_What you should do_
Count the lines below holding "color" and answer with that number only.

Entries from a visual dataset:
........
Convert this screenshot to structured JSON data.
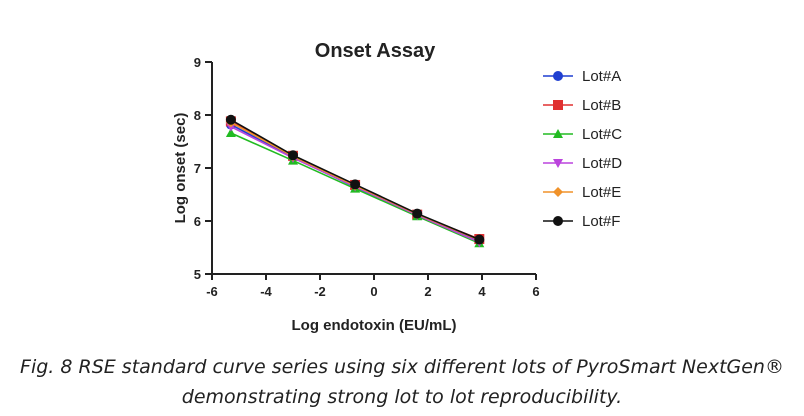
{
  "chart_data": {
    "type": "line",
    "title": "Onset Assay",
    "xlabel": "Log endotoxin (EU/mL)",
    "ylabel": "Log onset (sec)",
    "xlim": [
      -6,
      6
    ],
    "ylim": [
      5,
      9
    ],
    "xticks": [
      "-6",
      "-4",
      "-2",
      "0",
      "2",
      "4",
      "6"
    ],
    "yticks": [
      "5",
      "6",
      "7",
      "8",
      "9"
    ],
    "x": [
      -5.3,
      -3.0,
      -0.7,
      1.6,
      3.9
    ],
    "series": [
      {
        "name": "Lot#A",
        "values": [
          7.82,
          7.2,
          6.64,
          6.12,
          5.63
        ],
        "color": "#1f3fd1",
        "marker": "circle"
      },
      {
        "name": "Lot#B",
        "values": [
          7.88,
          7.23,
          6.68,
          6.12,
          5.66
        ],
        "color": "#e03030",
        "marker": "square"
      },
      {
        "name": "Lot#C",
        "values": [
          7.66,
          7.14,
          6.61,
          6.09,
          5.58
        ],
        "color": "#22bb22",
        "marker": "triangle-up"
      },
      {
        "name": "Lot#D",
        "values": [
          7.78,
          7.19,
          6.65,
          6.11,
          5.6
        ],
        "color": "#bb44dd",
        "marker": "triangle-down"
      },
      {
        "name": "Lot#E",
        "values": [
          7.86,
          7.22,
          6.67,
          6.13,
          5.64
        ],
        "color": "#f0922a",
        "marker": "diamond"
      },
      {
        "name": "Lot#F",
        "values": [
          7.91,
          7.24,
          6.69,
          6.14,
          5.65
        ],
        "color": "#111111",
        "marker": "circle"
      }
    ],
    "grid": false,
    "legend": "right"
  },
  "caption": {
    "line1": "Fig. 8 RSE standard curve series using six different lots of PyroSmart NextGen®",
    "line2": "demonstrating strong lot to lot reproducibility."
  }
}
........
_Output of the task_
6